:: Task details ::
Copy the lines below word for word, starting at the line with "slide-title: The Reduced" and ending at the line with "cell-100-cap: $450 [467,381,506,401]", both included.

:: Record list ::
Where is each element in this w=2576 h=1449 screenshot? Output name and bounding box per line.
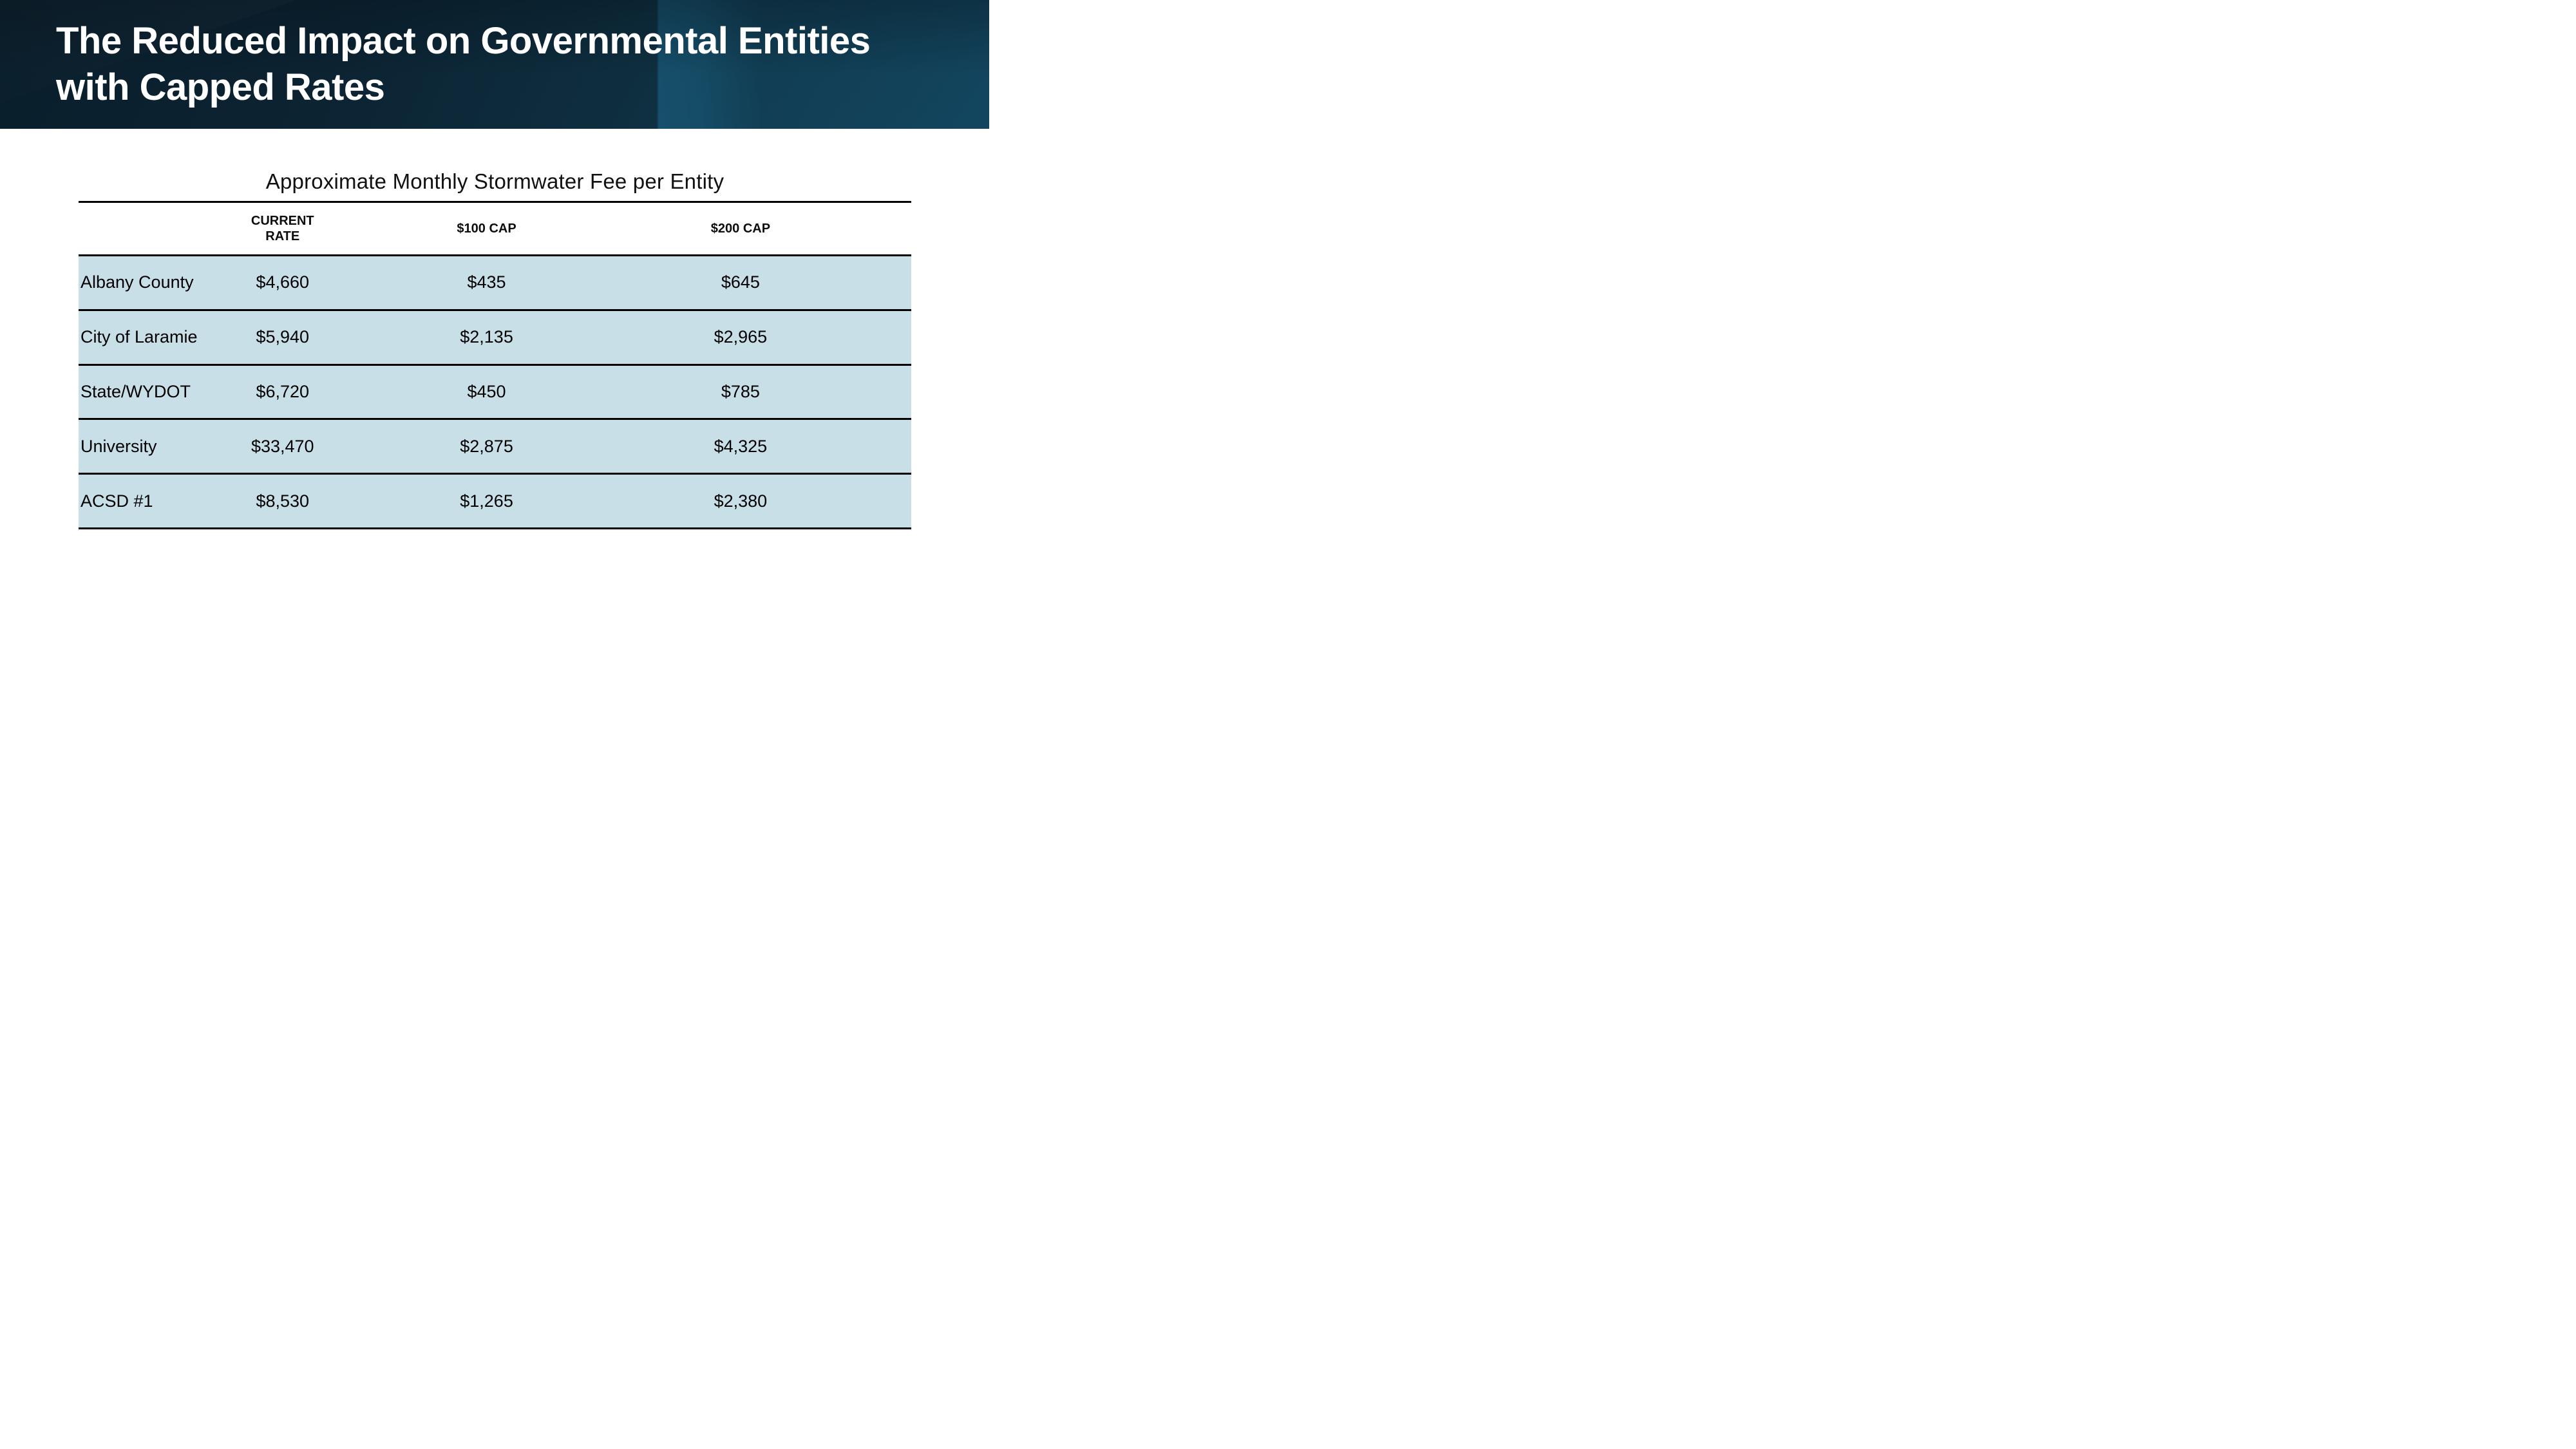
slide-title: The Reduced Impact on Governmental Entit… [56,20,871,108]
slide-header-band: The Reduced Impact on Governmental Entit… [0,0,989,129]
cell-200-cap: $2,965 [714,327,768,347]
header-cell-100-cap: $100 CAP [457,222,516,236]
cell-100-cap: $450 [467,381,506,401]
cell-current-rate: $4,660 [256,272,310,292]
table-header-row: CURRENT RATE $100 CAP $200 CAP [79,203,911,254]
table-row: City of Laramie $5,940 $2,135 $2,965 [79,308,911,364]
slide: The Reduced Impact on Governmental Entit… [0,0,989,556]
cell-100-cap: $2,875 [460,436,513,456]
cell-entity: Albany County [80,272,194,292]
table-row: University $33,470 $2,875 $4,325 [79,418,911,473]
cell-entity: ACSD #1 [80,491,153,511]
cell-200-cap: $2,380 [714,491,768,511]
fee-table: CURRENT RATE $100 CAP $200 CAP Albany Co… [79,201,911,529]
table-row: ACSD #1 $8,530 $1,265 $2,380 [79,473,911,527]
cell-entity: State/WYDOT [80,381,191,401]
header-cell-current-rate: CURRENT RATE [251,214,314,243]
cell-current-rate: $5,940 [256,327,310,347]
table-row: State/WYDOT $6,720 $450 $785 [79,363,911,419]
cell-current-rate: $8,530 [256,491,310,511]
cell-entity: City of Laramie [80,327,198,347]
cell-100-cap: $435 [467,272,506,292]
cell-200-cap: $785 [721,381,760,401]
fee-table-section: Approximate Monthly Stormwater Fee per E… [79,129,911,529]
cell-100-cap: $1,265 [460,491,513,511]
cell-200-cap: $645 [721,272,760,292]
table-row: Albany County $4,660 $435 $645 [79,254,911,309]
cell-200-cap: $4,325 [714,436,768,456]
cell-100-cap: $2,135 [460,327,513,347]
table-title: Approximate Monthly Stormwater Fee per E… [265,169,724,193]
cell-current-rate: $6,720 [256,381,310,401]
cell-entity: University [80,436,157,456]
cell-current-rate: $33,470 [251,436,314,456]
header-cell-200-cap: $200 CAP [710,222,771,236]
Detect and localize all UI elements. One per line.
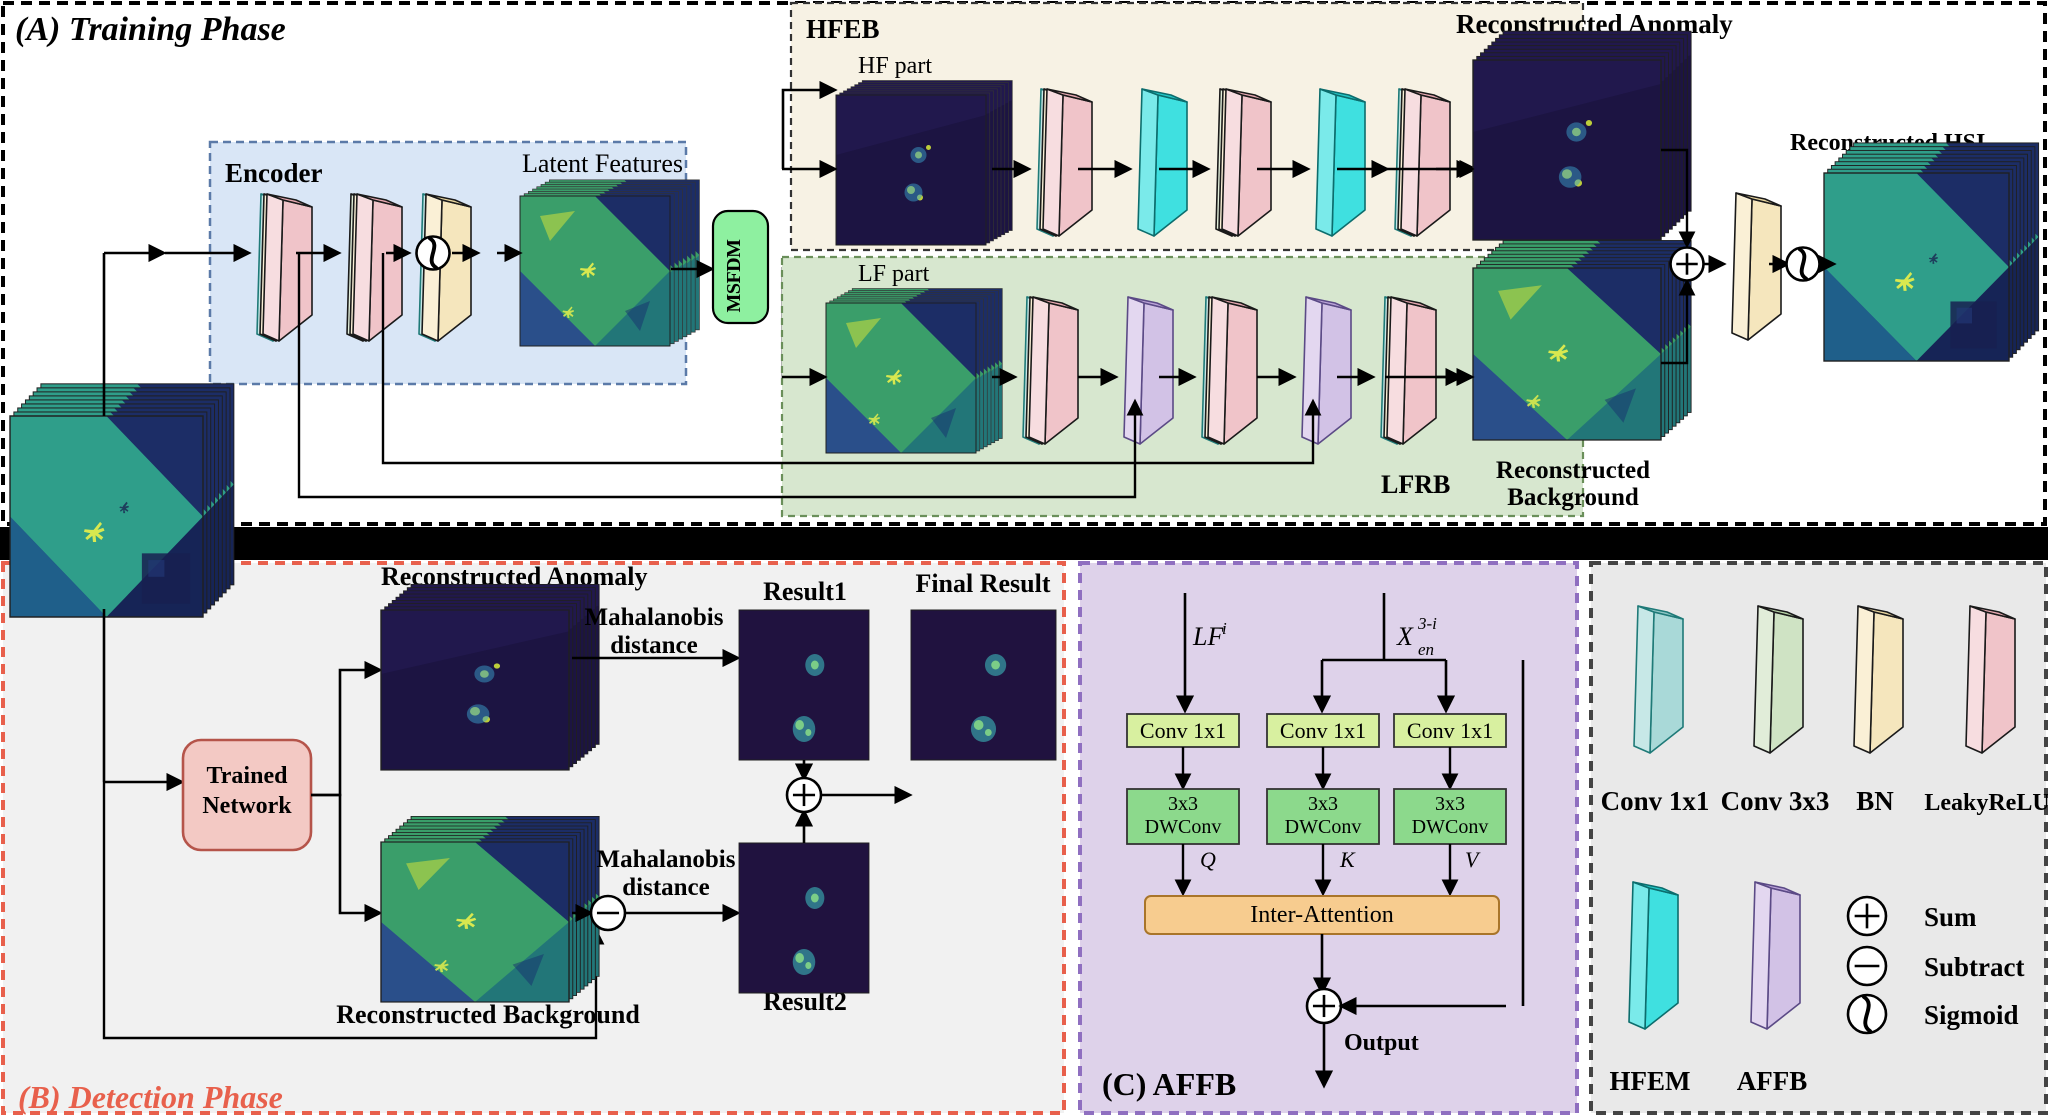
svg-text:Conv 1x1: Conv 1x1: [1280, 718, 1366, 743]
svg-text:HF part: HF part: [858, 53, 932, 79]
svg-text:Output: Output: [1344, 1030, 1419, 1056]
svg-text:(C) AFFB: (C) AFFB: [1102, 1066, 1236, 1102]
svg-text:Conv 3x3: Conv 3x3: [1721, 786, 1830, 816]
svg-text:Reconstructed Background: Reconstructed Background: [336, 1000, 640, 1029]
svg-text:Reconstructed: Reconstructed: [1496, 457, 1650, 484]
svg-text:i: i: [1222, 619, 1227, 638]
svg-text:Conv 1x1: Conv 1x1: [1601, 786, 1710, 816]
svg-text:Sum: Sum: [1924, 902, 1977, 932]
svg-text:HFEM: HFEM: [1610, 1066, 1691, 1096]
svg-text:Mahalanobis: Mahalanobis: [597, 846, 736, 873]
svg-text:X: X: [1396, 622, 1414, 651]
svg-text:(A) Training Phase: (A) Training Phase: [15, 11, 286, 48]
svg-text:3-i: 3-i: [1417, 614, 1437, 633]
svg-text:K: K: [1339, 847, 1356, 872]
svg-text:Latent Features: Latent Features: [522, 149, 683, 178]
svg-text:3x3: 3x3: [1168, 793, 1198, 815]
svg-text:LeakyReLU: LeakyReLU: [1924, 790, 2048, 816]
svg-text:Result1: Result1: [763, 577, 847, 606]
svg-text:Q: Q: [1200, 847, 1216, 872]
svg-text:Network: Network: [202, 793, 292, 819]
svg-text:distance: distance: [610, 632, 698, 659]
svg-text:Subtract: Subtract: [1924, 952, 2025, 982]
svg-text:LF part: LF part: [858, 261, 930, 287]
svg-text:DWConv: DWConv: [1412, 816, 1489, 838]
svg-text:en: en: [1418, 640, 1434, 659]
svg-text:DWConv: DWConv: [1145, 816, 1222, 838]
svg-text:DWConv: DWConv: [1285, 816, 1362, 838]
svg-text:Sigmoid: Sigmoid: [1924, 1000, 2019, 1030]
svg-text:LFRB: LFRB: [1381, 470, 1450, 499]
svg-text:AFFB: AFFB: [1737, 1066, 1808, 1096]
svg-text:distance: distance: [622, 874, 710, 901]
svg-text:3x3: 3x3: [1308, 793, 1338, 815]
svg-text:Conv 1x1: Conv 1x1: [1140, 718, 1226, 743]
svg-text:HFEB: HFEB: [806, 14, 880, 44]
svg-text:MSFDM: MSFDM: [723, 239, 745, 313]
svg-text:Mahalanobis: Mahalanobis: [585, 604, 724, 631]
svg-text:Final Result: Final Result: [915, 569, 1050, 598]
svg-text:Encoder: Encoder: [225, 158, 323, 188]
svg-text:BN: BN: [1856, 786, 1894, 816]
svg-text:(B) Detection Phase: (B) Detection Phase: [18, 1079, 283, 1115]
svg-text:3x3: 3x3: [1435, 793, 1465, 815]
svg-text:Trained: Trained: [207, 763, 289, 789]
svg-text:LF: LF: [1192, 622, 1224, 651]
svg-text:Conv 1x1: Conv 1x1: [1407, 718, 1493, 743]
svg-text:Background: Background: [1507, 484, 1639, 511]
svg-text:Inter-Attention: Inter-Attention: [1250, 902, 1393, 928]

:: Response below ::
slide-title: The Reduced Impact on Governmental Entit… [56,20,871,108]
slide-header-band: The Reduced Impact on Governmental Entit… [0,0,989,129]
cell-200-cap: $2,965 [714,327,768,347]
header-cell-100-cap: $100 CAP [457,222,516,236]
cell-100-cap: $450 [467,381,506,401]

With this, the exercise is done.